# [Work required]
Write out every line below that includes the word "Carlos".
***** Available records
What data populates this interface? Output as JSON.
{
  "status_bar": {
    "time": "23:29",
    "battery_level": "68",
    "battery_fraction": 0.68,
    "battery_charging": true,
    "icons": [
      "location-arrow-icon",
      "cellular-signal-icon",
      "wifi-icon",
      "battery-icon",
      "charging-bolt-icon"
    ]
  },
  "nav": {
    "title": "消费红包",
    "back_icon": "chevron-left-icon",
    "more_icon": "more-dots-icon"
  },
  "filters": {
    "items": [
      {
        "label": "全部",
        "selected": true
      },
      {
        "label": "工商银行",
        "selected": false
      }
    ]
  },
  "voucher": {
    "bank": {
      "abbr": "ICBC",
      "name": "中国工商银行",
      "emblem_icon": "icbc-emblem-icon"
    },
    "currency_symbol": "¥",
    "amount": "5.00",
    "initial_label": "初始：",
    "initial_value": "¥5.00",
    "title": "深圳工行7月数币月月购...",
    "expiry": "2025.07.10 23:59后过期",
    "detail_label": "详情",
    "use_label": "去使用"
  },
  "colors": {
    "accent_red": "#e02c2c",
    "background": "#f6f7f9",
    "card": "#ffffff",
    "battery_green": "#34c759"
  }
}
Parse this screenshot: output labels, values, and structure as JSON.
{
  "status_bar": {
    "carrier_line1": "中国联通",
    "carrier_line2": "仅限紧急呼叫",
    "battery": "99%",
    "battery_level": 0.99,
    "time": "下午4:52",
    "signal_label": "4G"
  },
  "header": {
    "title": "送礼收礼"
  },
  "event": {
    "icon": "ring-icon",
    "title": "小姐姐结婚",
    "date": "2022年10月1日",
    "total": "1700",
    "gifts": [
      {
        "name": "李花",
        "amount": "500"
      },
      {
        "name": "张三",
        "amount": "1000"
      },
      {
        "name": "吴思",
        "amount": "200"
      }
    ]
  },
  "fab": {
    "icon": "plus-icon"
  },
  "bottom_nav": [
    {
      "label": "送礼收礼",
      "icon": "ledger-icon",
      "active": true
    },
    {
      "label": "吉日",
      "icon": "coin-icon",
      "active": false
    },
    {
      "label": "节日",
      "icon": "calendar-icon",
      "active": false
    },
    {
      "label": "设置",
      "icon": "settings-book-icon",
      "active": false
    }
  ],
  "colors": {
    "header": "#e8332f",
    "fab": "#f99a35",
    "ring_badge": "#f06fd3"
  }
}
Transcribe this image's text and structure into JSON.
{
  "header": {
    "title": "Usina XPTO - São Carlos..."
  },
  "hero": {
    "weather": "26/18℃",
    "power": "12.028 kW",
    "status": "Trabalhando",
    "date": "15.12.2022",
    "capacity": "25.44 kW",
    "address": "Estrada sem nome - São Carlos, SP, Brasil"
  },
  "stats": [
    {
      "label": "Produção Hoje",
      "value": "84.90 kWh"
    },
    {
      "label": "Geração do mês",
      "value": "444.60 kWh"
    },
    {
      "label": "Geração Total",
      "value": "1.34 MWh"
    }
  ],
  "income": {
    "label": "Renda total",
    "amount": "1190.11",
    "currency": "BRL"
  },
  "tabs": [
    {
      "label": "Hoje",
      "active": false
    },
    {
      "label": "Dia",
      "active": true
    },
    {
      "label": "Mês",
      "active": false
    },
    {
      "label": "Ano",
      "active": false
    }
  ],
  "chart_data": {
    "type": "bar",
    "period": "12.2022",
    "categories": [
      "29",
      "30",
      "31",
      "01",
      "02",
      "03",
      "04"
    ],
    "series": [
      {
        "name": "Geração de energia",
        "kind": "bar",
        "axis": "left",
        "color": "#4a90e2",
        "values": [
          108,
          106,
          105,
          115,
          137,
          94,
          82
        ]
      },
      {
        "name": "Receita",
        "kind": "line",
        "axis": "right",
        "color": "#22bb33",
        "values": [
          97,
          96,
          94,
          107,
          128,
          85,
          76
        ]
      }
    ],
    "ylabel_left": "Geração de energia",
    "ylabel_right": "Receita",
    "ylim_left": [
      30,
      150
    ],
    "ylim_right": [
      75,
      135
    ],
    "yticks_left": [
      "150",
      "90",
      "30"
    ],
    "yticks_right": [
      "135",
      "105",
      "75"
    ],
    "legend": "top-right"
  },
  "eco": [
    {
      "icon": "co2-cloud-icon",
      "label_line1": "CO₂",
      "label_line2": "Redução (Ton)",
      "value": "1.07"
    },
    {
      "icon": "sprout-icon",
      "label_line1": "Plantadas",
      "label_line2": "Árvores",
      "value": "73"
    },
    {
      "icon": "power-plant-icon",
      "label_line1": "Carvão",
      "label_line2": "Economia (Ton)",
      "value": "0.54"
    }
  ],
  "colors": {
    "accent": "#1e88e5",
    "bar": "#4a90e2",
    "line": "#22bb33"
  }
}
**********
# [Exercise answer]
    "title": "Usina XPTO - São Carlos..."
    "address": "Estrada sem nome - São Carlos, SP, Brasil"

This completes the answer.